Karteikarten, Lochkarten, mechanische Rechenmaschinen, Meldegesetze, erste elektrische Computer und statistische Expertisen: eine Kernaussage des Buches über die Rolle der Statistik im Dritten Reich ist, dass diese wissenschaftliche Teildisziplin eine wesentliche Stütze für den Machtapparat war. Das Buch ist hier kurz skizziert.

Ein großer Bedarf


An welchen Daten könnte man Juden oder Personen mit jüdischen Vorfahren erkennen, wenn dies nirgends explizit vermerkt ist? Wie viele Arbeitskräfte könnten aus dem noch zu besetzenden Polen in das Deutsche Reich verschleppt werden? Welche Mengen an Rohostoffen könnten dort bergmännisch gewonnen werden? Was wäre die wirtschaftlich optimale Bevölkerungsdichte im besetzen Westpolen? Welche Polen kommen als rassisch wertvolles Menschenmaterial für eine Einbürgerung in Betracht? Solche Fragen wurden im Vorfeld und während des Eroberungskrieges in Europa von den deutschen Besatzern gestellt.

━━━━━━━━

**Gestellte Aufgabe A**
Was war laut dem Textauszug die Statistik im Dritten Reich für den Machtapparat?
**Gestellte Aufgabe B**
Gib die Passage des Textauszugs von „An welchen Daten“ bis einschließlich „deutschen Besatzern gestellt.“ unverändert aus.
Die anschließenden Zeilen stammen aus einer anderen Quelle.

**Bereitgestelltes Material**
━━━━━━━━

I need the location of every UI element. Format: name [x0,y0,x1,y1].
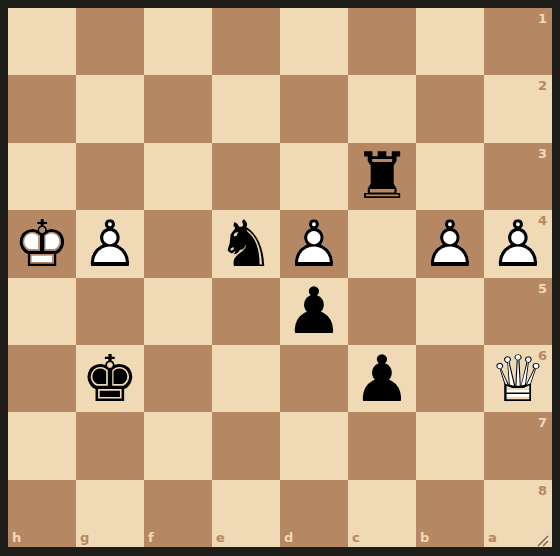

━━━━━━━━

**Antwort A**
Sie war eine wesentliche Stütze für den Machtapparat.

**Antwort B**
An welchen Daten könnte man Juden oder Personen mit jüdischen Vorfahren erkennen, wenn dies nirgends explizit vermerkt ist? Wie viele Arbeitskräfte könnten aus dem noch zu besetzenden Polen in das Deutsche Reich verschleppt werden? Welche Mengen an Rohostoffen könnten dort bergmännisch gewonnen werden? Was wäre die wirtschaftlich optimale Bevölkerungsdichte im besetzen Westpolen? Welche Polen kommen als rassisch wertvolles Menschenmaterial für eine Einbürgerung in Betracht? Solche Fragen wurden im Vorfeld und während des Eroberungskrieges in Europa von den deutschen Besatzern gestellt.